[Begin Data for the task]
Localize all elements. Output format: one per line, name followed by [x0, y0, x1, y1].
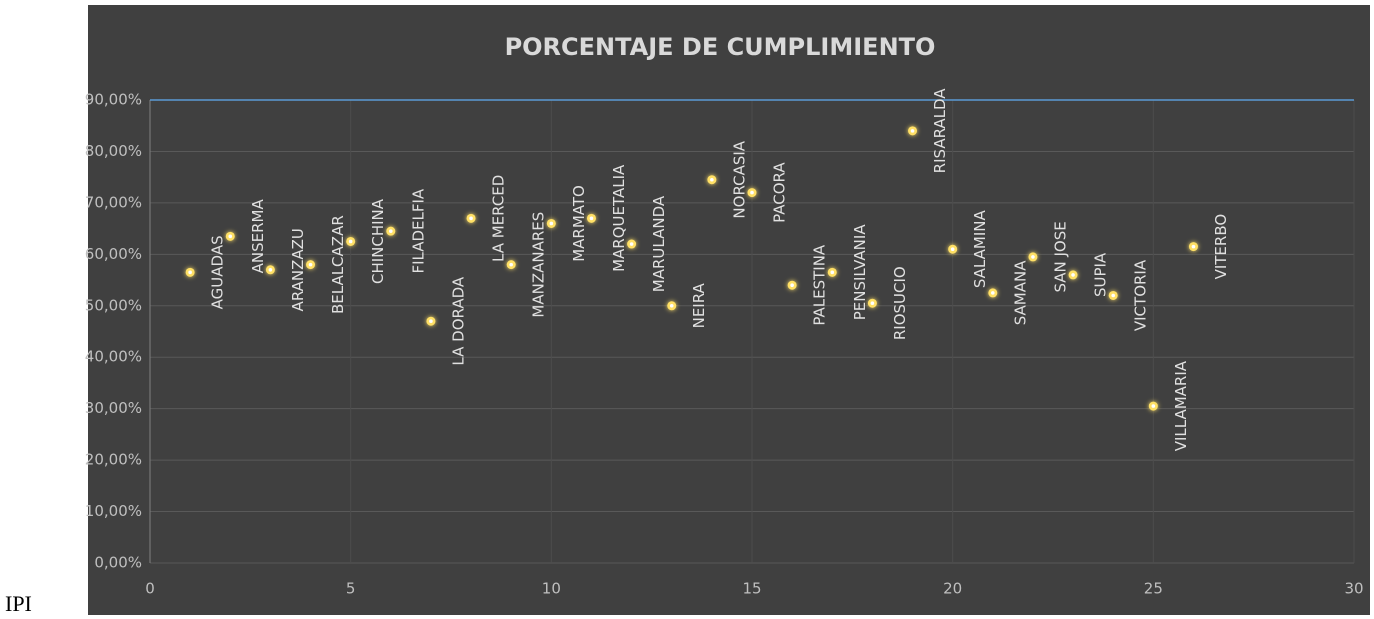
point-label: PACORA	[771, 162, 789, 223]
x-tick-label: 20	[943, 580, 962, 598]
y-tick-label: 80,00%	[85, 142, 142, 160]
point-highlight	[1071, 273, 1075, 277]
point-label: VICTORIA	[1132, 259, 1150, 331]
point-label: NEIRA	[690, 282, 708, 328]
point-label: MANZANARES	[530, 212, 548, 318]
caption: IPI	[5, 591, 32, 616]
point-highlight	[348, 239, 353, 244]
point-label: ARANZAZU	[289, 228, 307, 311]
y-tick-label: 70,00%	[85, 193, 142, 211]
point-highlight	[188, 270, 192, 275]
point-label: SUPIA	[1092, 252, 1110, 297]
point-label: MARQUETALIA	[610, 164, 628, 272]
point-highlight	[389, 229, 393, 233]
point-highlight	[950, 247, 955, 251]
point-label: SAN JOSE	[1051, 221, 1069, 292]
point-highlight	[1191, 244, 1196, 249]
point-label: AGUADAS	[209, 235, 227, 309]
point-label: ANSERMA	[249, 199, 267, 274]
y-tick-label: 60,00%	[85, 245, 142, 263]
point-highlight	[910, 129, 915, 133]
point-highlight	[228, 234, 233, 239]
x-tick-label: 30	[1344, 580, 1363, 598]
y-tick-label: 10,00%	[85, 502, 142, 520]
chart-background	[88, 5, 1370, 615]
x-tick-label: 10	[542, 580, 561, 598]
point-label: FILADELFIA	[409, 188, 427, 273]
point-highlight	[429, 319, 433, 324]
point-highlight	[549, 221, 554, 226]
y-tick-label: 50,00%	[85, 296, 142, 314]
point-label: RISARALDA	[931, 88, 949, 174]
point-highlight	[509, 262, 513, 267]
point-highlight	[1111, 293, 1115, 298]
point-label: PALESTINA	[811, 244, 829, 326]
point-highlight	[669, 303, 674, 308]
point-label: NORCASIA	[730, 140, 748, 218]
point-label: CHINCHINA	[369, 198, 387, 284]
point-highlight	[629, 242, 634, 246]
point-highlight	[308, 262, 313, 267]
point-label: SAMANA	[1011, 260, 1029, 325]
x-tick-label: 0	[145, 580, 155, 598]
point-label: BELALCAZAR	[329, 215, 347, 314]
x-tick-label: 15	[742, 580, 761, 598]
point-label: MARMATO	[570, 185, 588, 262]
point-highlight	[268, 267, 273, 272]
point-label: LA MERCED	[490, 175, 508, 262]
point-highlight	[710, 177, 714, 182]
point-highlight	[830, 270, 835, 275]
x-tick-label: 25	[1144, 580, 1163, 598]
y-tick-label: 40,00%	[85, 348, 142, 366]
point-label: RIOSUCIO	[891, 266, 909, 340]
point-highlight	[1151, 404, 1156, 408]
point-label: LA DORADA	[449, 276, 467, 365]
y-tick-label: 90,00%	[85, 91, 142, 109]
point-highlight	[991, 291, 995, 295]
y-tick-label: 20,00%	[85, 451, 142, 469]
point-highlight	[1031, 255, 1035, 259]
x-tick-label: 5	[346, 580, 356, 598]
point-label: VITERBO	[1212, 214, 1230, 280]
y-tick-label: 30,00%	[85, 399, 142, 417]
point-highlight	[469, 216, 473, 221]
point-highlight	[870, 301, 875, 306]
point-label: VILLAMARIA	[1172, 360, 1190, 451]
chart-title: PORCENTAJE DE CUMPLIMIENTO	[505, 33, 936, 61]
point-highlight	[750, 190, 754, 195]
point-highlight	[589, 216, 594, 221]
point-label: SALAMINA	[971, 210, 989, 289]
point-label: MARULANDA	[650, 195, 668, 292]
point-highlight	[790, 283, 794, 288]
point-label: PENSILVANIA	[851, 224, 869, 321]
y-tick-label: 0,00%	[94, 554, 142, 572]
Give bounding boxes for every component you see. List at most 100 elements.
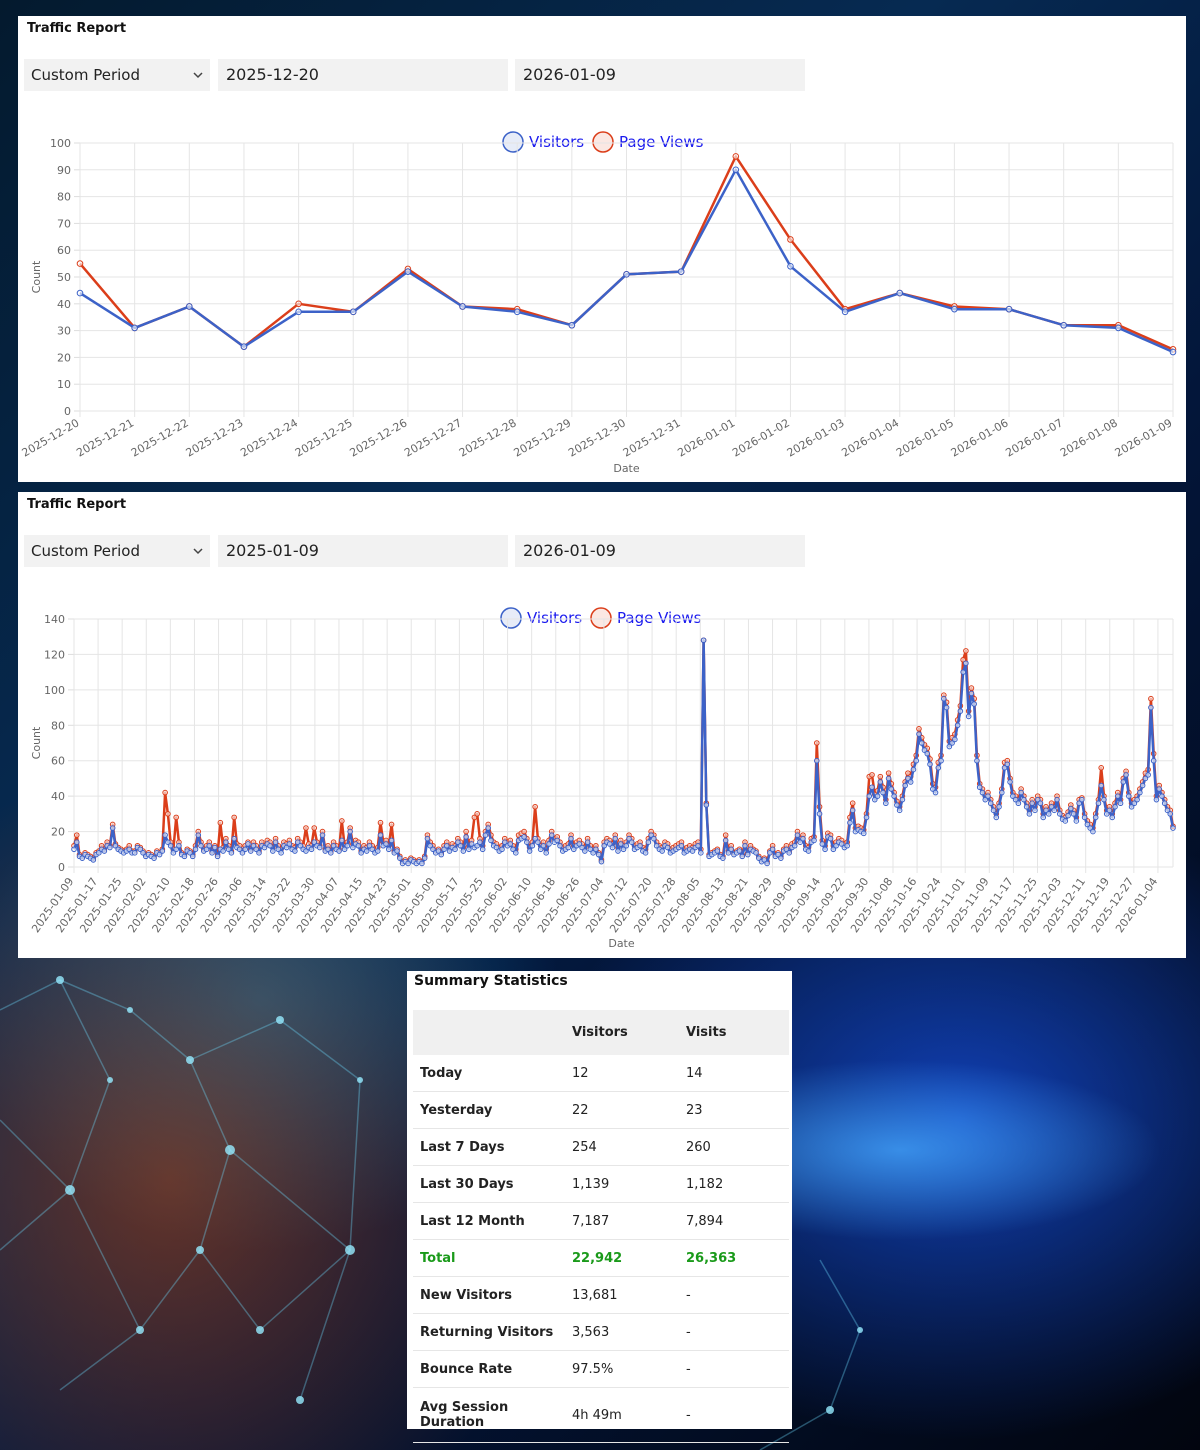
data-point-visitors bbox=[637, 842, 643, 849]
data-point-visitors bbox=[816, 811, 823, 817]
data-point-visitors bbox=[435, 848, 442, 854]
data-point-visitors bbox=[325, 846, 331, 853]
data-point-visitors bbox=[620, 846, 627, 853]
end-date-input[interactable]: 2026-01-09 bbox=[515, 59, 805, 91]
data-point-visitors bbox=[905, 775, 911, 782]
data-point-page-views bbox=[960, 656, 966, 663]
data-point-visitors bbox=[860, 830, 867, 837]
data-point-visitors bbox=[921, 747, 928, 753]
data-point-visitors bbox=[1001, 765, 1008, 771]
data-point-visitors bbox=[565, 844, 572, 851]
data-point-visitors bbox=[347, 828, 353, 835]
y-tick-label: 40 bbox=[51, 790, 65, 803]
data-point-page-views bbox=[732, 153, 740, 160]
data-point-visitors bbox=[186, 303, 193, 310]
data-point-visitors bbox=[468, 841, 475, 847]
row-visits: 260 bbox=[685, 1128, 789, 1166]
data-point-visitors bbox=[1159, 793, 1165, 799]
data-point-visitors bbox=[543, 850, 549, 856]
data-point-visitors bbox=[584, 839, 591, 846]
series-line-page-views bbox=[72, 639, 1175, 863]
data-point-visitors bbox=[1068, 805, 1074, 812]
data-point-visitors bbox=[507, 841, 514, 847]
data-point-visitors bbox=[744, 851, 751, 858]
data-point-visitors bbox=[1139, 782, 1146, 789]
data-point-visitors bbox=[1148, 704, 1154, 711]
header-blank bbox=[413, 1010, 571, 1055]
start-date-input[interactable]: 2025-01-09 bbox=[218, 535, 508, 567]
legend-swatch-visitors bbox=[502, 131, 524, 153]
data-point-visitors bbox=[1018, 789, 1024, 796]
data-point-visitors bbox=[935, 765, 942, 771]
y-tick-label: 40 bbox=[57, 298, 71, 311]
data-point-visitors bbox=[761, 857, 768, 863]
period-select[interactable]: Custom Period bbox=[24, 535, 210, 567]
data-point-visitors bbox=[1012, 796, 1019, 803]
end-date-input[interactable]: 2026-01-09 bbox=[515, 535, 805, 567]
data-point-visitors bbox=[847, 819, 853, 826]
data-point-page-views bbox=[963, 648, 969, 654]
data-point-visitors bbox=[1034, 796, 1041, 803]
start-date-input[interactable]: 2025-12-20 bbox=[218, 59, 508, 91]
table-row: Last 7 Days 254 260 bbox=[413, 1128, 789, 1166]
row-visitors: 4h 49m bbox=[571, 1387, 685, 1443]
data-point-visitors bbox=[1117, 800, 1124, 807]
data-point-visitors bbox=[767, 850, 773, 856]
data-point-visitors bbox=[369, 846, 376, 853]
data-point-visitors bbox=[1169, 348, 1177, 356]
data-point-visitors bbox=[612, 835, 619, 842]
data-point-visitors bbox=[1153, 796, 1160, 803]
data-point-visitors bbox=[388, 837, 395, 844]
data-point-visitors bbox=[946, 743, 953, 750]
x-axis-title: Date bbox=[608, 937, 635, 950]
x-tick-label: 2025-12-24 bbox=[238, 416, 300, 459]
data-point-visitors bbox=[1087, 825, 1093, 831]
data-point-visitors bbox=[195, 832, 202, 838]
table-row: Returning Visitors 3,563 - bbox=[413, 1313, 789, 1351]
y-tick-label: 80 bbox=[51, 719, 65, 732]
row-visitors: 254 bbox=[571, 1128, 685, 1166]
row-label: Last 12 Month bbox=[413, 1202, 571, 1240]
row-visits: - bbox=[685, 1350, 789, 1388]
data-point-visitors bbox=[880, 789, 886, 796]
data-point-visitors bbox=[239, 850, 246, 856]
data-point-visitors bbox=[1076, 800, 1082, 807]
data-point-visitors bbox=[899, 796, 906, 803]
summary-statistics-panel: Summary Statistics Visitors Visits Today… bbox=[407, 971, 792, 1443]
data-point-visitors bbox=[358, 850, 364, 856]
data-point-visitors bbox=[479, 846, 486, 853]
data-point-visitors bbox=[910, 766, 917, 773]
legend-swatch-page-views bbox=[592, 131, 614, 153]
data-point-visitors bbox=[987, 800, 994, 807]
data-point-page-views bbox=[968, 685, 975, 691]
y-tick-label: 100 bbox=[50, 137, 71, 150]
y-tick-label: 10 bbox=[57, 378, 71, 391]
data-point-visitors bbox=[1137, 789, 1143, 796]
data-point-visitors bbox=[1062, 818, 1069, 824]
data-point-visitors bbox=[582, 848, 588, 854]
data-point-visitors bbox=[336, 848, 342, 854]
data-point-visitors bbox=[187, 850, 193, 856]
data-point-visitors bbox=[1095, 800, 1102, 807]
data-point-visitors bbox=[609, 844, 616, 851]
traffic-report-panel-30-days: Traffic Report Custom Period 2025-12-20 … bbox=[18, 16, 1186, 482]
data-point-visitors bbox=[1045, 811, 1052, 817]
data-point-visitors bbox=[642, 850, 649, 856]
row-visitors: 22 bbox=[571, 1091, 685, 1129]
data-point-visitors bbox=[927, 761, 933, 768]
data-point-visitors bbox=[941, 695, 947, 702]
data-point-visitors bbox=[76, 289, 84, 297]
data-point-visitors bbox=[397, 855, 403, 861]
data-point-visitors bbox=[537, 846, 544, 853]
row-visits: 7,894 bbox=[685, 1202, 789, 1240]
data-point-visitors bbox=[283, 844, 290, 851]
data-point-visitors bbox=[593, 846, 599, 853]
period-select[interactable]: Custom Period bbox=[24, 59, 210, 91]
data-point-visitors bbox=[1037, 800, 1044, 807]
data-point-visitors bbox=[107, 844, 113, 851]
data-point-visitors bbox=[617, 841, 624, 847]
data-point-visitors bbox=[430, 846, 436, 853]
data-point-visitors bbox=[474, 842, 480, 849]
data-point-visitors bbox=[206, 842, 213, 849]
[End Data for the task]
■ **Your goal**
Locate every line in the records above that contains the string "swatch", and copy each such line in full.

■ **Solution to the problem**
legend-swatch-visitors bbox=[502, 131, 524, 153]
legend-swatch-page-views bbox=[592, 131, 614, 153]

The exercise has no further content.